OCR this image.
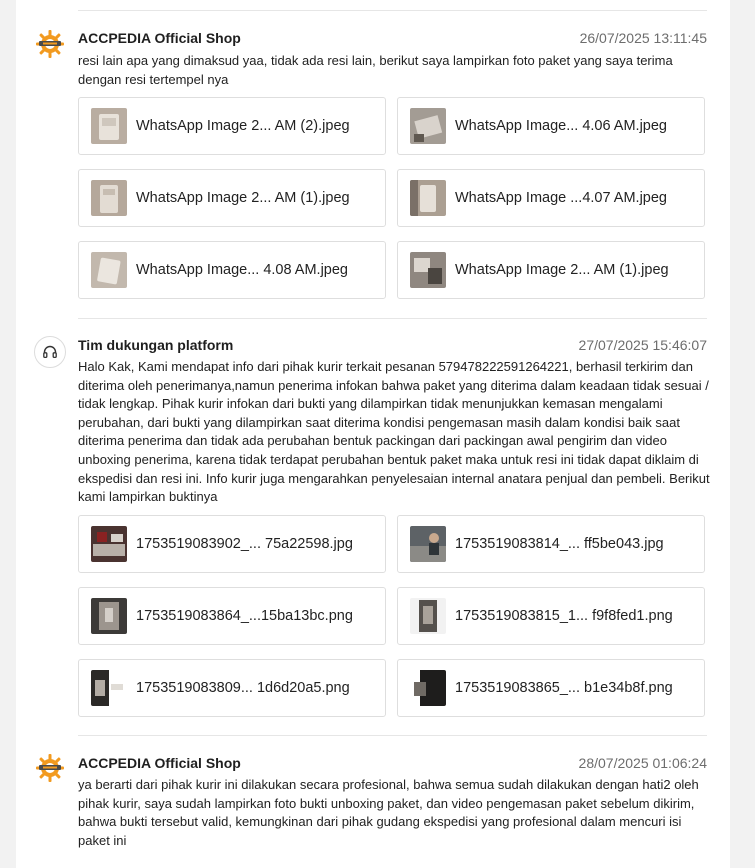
ACCPEDIA Official Shop	26/07/2025 13:11:45
resi lain apa yang dimaksud yaa, tidak ada resi lain, berikut saya lampirkan foto paket yang saya terima dengan resi tertempel nya
WhatsApp Image 2... AM (2).jpeg	WhatsApp Image... 4.06 AM.jpeg
WhatsApp Image 2... AM (1).jpeg	WhatsApp Image ...4.07 AM.jpeg
WhatsApp Image... 4.08 AM.jpeg	WhatsApp Image 2... AM (1).jpeg
Tim dukungan platform	27/07/2025 15:46:07
Halo Kak, Kami mendapat info dari pihak kurir terkait pesanan 579478222591264221, berhasil terkirim dan diterima oleh penerimanya,namun penerima infokan bahwa paket yang diterima dalam keadaan tidak sesuai / tidak lengkap. Pihak kurir infokan dari bukti yang dilampirkan tidak menunjukkan kemasan mengalami perubahan, dari bukti yang dilampirkan saat diterima kondisi pengemasan masih dalam kondisi baik saat diterima penerima dan tidak ada perubahan bentuk packingan dari packingan awal pengirim dan video unboxing penerima, karena tidak terdapat perubahan bentuk paket maka untuk resi ini tidak dapat diklaim di ekspedisi dan resi ini. Info kurir juga mengarahkan penyelesaian internal anatara penjual dan pembeli. Berikut kami lampirkan buktinya
1753519083902_... 75a22598.jpg	1753519083814_... ff5be043.jpg
1753519083864_...15ba13bc.png	1753519083815_1... f9f8fed1.png
1753519083809... 1d6d20a5.png	1753519083865_... b1e34b8f.png
ACCPEDIA Official Shop	28/07/2025 01:06:24
ya berarti dari pihak kurir ini dilakukan secara profesional, bahwa semua sudah dilakukan dengan hati2 oleh pihak kurir, saya sudah lampirkan foto bukti unboxing paket, dan video pengemasan paket sebelum dikirim, bahwa bukti tersebut valid, kemungkinan dari pihak gudang ekspedisi yang profesional dalam mencuri isi paket ini
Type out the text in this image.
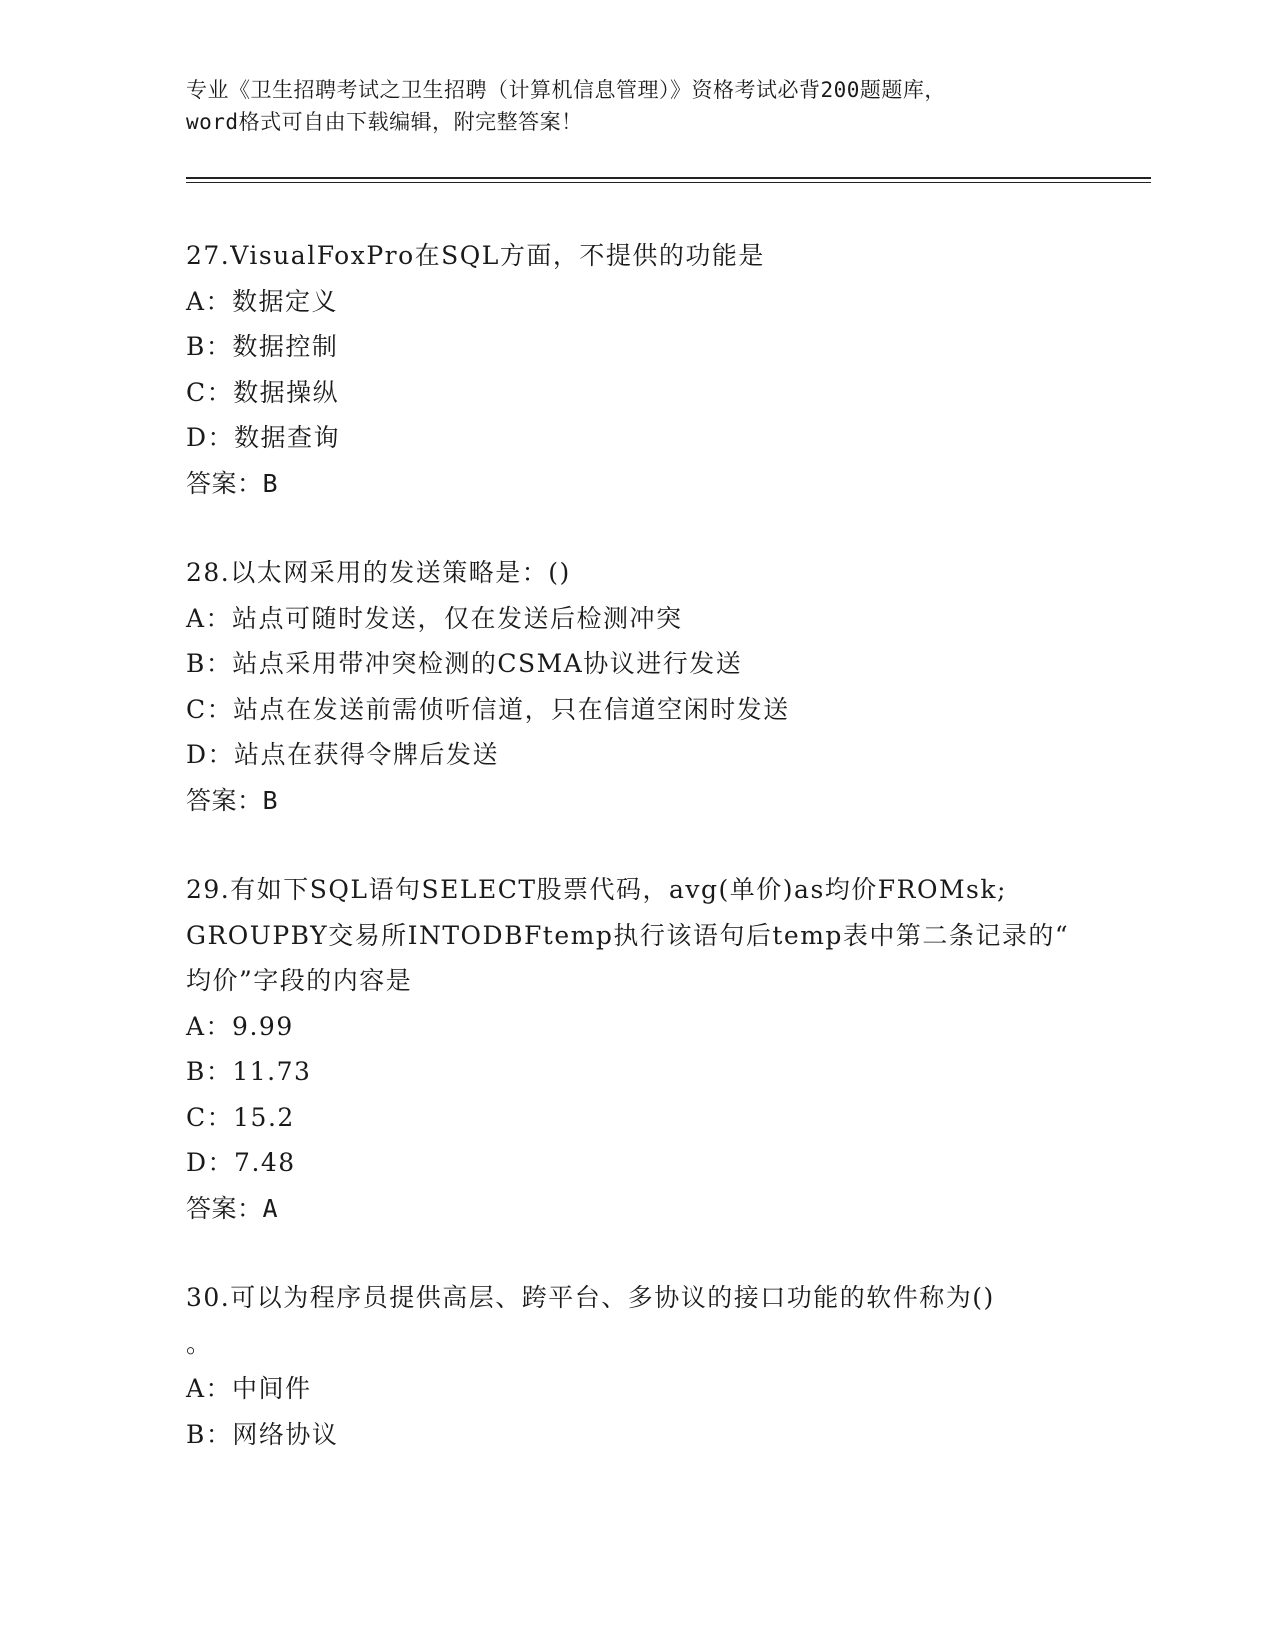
专业《卫生招聘考试之卫生招聘（计算机信息管理）》资格考试必背200题题库，
word格式可自由下载编辑，附完整答案！
27.VisualFoxPro在SQL方面，不提供的功能是
A：数据定义
B：数据控制
C：数据操纵
D：数据查询
答案：B
28.以太网采用的发送策略是：()
A：站点可随时发送，仅在发送后检测冲突
B：站点采用带冲突检测的CSMA协议进行发送
C：站点在发送前需侦听信道，只在信道空闲时发送
D：站点在获得令牌后发送
答案：B
29.有如下SQL语句SELECT股票代码，avg(单价)as均价FROMsk;
GROUPBY交易所INTODBFtemp执行该语句后temp表中第二条记录的“
均价”字段的内容是
A：9.99
B：11.73
C：15.2
D：7.48
答案：A
30.可以为程序员提供高层、跨平台、多协议的接口功能的软件称为()
。
A：中间件
B：网络协议
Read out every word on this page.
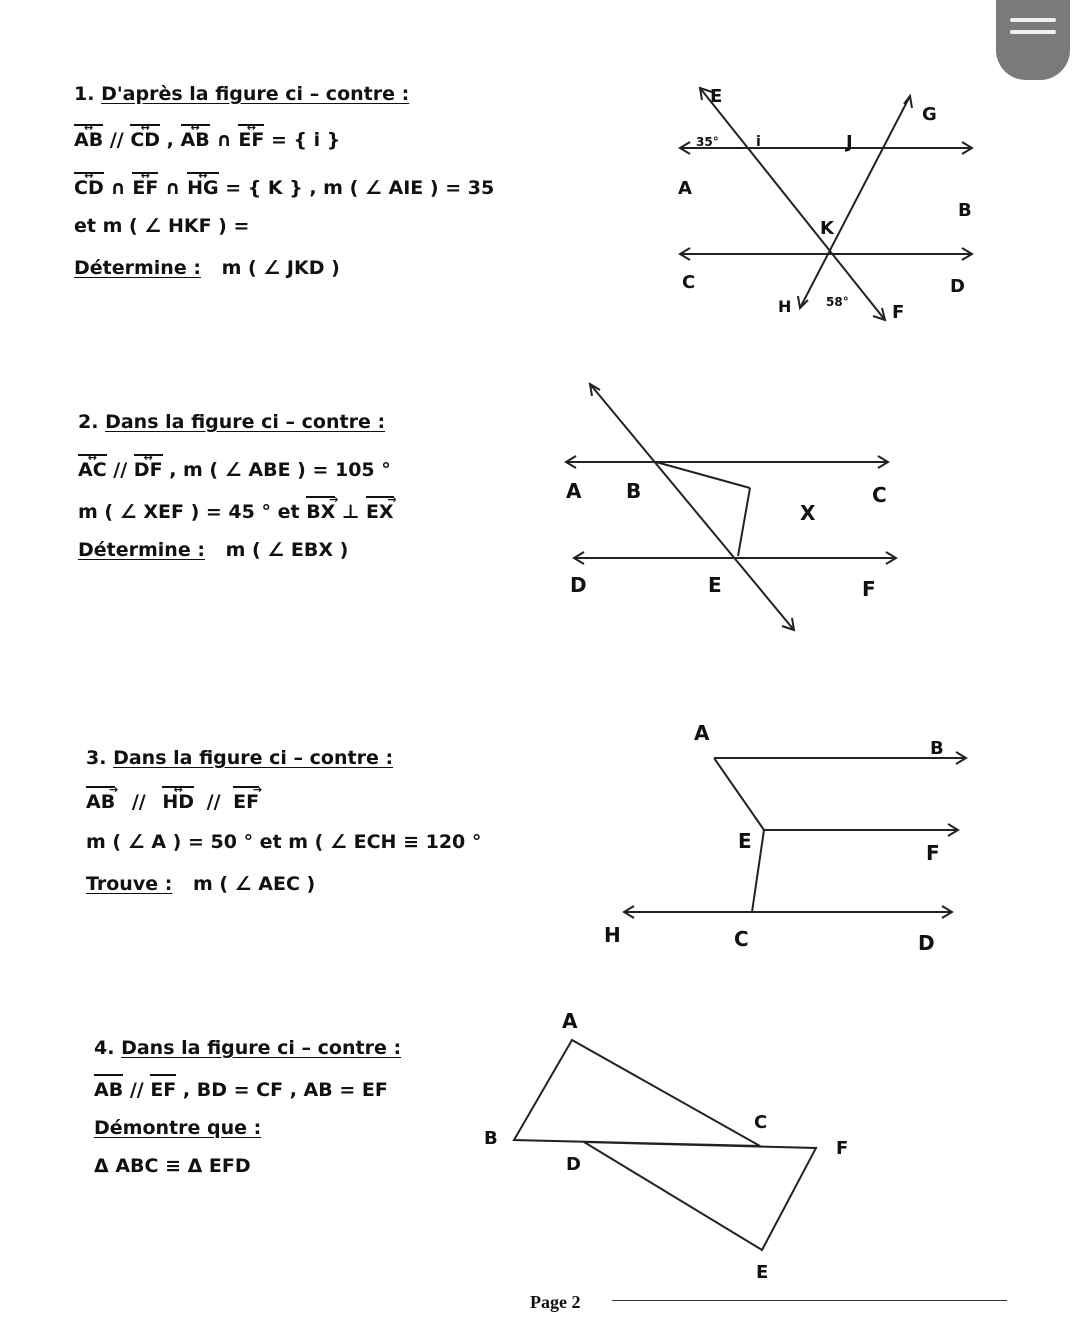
1. D'après la figure ci – contre :
AB ↔ // CD ↔ , AB ↔ ∩ EF ↔ = { i }
CD ↔ ∩ EF ↔ ∩ HG ↔ = { K } , m ( ∠ AIE ) = 35
et m ( ∠ HKF ) =
Détermine : m ( ∠ JKD )
E
G
35°	i	J
A
B
K
C	D
H	58° F
2. Dans la figure ci – contre :
AC ↔ // DF ↔ , m ( ∠ ABE ) = 105 °
m ( ∠ XEF ) = 45 ° et BX → ⊥ EX →
Détermine : m ( ∠ EBX )
A B
X
C
D	E	F
3. Dans la figure ci – contre :
AB → // HD ↔ // EF →
m ( ∠ A ) = 50 ° et m ( ∠ ECH ≡ 120 °
Trouve : m ( ∠ AEC )
A
B
E	F
H	C	D
4. Dans la figure ci – contre :
AB // EF , BD = CF , AB = EF
Démontre que :
Δ ABC ≡ Δ EFD
A
C
B	F
D
E
Page 2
■ ■ ■
[Written problem]: From the line containing "Read out every word on this page." down to the final line of the listing above, write out only those lines exactly as they are, minus the pictures.

[Final answer]:
Read out every word on this page.
1. D'après la figure ci – contre :
AB ↔ // CD ↔ , AB ↔ ∩ EF ↔ = { i }
CD ↔ ∩ EF ↔ ∩ HG ↔ = { K } , m ( ∠ AIE ) = 35
et m ( ∠ HKF ) =
Détermine : m ( ∠ JKD )
E
G
35°	i	J
A
B
K
C	D
H	58° F
2. Dans la figure ci – contre :
AC ↔ // DF ↔ , m ( ∠ ABE ) = 105 °
m ( ∠ XEF ) = 45 ° et BX → ⊥ EX →
Détermine : m ( ∠ EBX )
A B
X
C
D	E	F
3. Dans la figure ci – contre :
AB → // HD ↔ // EF →
m ( ∠ A ) = 50 ° et m ( ∠ ECH ≡ 120 °
Trouve : m ( ∠ AEC )
A
B
E	F
H	C	D
4. Dans la figure ci – contre :
AB // EF , BD = CF , AB = EF
Démontre que :
Δ ABC ≡ Δ EFD
A
C
B	F
D
E
Page 2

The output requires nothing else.